• [What you are asked to do]:
Write out the data below in full. Keep it exact.

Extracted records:
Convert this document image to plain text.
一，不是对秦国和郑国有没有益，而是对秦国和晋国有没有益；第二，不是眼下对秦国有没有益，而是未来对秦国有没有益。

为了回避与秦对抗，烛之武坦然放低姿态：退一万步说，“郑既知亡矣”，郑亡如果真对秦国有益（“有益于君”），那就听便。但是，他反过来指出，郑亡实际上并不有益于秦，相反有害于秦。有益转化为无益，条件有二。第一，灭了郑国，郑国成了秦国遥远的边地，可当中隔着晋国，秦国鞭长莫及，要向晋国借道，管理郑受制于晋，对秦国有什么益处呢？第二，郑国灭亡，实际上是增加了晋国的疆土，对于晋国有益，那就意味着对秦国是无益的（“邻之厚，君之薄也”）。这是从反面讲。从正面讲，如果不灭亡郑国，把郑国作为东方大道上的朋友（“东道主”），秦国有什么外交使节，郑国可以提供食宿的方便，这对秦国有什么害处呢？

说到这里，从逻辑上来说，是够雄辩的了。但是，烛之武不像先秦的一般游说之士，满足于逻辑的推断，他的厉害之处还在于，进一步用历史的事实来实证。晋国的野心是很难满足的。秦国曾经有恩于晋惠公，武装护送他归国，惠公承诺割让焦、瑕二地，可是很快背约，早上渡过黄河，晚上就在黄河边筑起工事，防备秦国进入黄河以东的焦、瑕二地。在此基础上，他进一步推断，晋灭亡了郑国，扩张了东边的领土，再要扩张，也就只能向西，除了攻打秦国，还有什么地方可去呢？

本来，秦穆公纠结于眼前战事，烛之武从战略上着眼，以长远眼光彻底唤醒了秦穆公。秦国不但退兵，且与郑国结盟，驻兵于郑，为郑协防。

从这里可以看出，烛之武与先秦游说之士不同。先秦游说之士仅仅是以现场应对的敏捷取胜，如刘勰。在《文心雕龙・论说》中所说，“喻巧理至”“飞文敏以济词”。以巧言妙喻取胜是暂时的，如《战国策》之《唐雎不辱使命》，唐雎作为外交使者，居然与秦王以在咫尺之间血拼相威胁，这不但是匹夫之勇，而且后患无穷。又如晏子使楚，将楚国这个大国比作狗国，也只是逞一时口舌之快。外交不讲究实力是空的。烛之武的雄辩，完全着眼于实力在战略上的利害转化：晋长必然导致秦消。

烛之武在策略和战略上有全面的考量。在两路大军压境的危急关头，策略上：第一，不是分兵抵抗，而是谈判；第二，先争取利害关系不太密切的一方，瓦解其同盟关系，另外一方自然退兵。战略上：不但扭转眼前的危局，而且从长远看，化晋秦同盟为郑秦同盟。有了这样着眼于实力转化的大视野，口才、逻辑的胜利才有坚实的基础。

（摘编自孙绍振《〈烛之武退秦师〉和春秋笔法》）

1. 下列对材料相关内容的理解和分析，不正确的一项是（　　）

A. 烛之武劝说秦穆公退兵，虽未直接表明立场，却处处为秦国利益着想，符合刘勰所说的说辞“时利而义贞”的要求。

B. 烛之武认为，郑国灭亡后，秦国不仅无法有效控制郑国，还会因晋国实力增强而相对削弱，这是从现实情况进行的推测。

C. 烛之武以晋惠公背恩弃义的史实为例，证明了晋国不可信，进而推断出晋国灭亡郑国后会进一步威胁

• [Output of the exercise]:
Convert this document image to plain text.
一，不是对秦国和郑国有没有益，而是对秦国和晋国有没有益；第二，不是眼下对秦国有没有益，而是未来对秦国有没有益。

为了回避与秦对抗，烛之武坦然放低姿态：退一万步说，“郑既知亡矣”，郑亡如果真对秦国有益（“有益于君”），那就听便。但是，他反过来指出，郑亡实际上并不有益于秦，相反有害于秦。有益转化为无益，条件有二。第一，灭了郑国，郑国成了秦国遥远的边地，可当中隔着晋国，秦国鞭长莫及，要向晋国借道，管理郑受制于晋，对秦国有什么益处呢？第二，郑国灭亡，实际上是增加了晋国的疆土，对于晋国有益，那就意味着对秦国是无益的（“邻之厚，君之薄也”）。这是从反面讲。从正面讲，如果不灭亡郑国，把郑国作为东方大道上的朋友（“东道主”），秦国有什么外交使节，郑国可以提供食宿的方便，这对秦国有什么害处呢？

说到这里，从逻辑上来说，是够雄辩的了。但是，烛之武不像先秦的一般游说之士，满足于逻辑的推断，他的厉害之处还在于，进一步用历史的事实来实证。晋国的野心是很难满足的。秦国曾经有恩于晋惠公，武装护送他归国，惠公承诺割让焦、瑕二地，可是很快背约，早上渡过黄河，晚上就在黄河边筑起工事，防备秦国进入黄河以东的焦、瑕二地。在此基础上，他进一步推断，晋灭亡了郑国，扩张了东边的领土，再要扩张，也就只能向西，除了攻打秦国，还有什么地方可去呢？

本来，秦穆公纠结于眼前战事，烛之武从战略上着眼，以长远眼光彻底唤醒了秦穆公。秦国不但退兵，且与郑国结盟，驻兵于郑，为郑协防。

从这里可以看出，烛之武与先秦游说之士不同。先秦游说之士仅仅是以现场应对的敏捷取胜，如刘勰。在《文心雕龙・论说》中所说，“喻巧理至”“飞文敏以济词”。以巧言妙喻取胜是暂时的，如《战国策》之《唐雎不辱使命》，唐雎作为外交使者，居然与秦王以在咫尺之间血拼相威胁，这不但是匹夫之勇，而且后患无穷。又如晏子使楚，将楚国这个大国比作狗国，也只是逞一时口舌之快。外交不讲究实力是空的。烛之武的雄辩，完全着眼于实力在战略上的利害转化：晋长必然导致秦消。

烛之武在策略和战略上有全面的考量。在两路大军压境的危急关头，策略上：第一，不是分兵抵抗，而是谈判；第二，先争取利害关系不太密切的一方，瓦解其同盟关系，另外一方自然退兵。战略上：不但扭转眼前的危局，而且从长远看，化晋秦同盟为郑秦同盟。有了这样着眼于实力转化的大视野，口才、逻辑的胜利才有坚实的基础。

（摘编自孙绍振《〈烛之武退秦师〉和春秋笔法》）

1. 下列对材料相关内容的理解和分析，不正确的一项是（　　）

A. 烛之武劝说秦穆公退兵，虽未直接表明立场，却处处为秦国利益着想，符合刘勰所说的说辞“时利而义贞”的要求。

B. 烛之武认为，郑国灭亡后，秦国不仅无法有效控制郑国，还会因晋国实力增强而相对削弱，这是从现实情况进行的推测。

C. 烛之武以晋惠公背恩弃义的史实为例，证明了晋国不可信，进而推断出晋国灭亡郑国后会进一步威胁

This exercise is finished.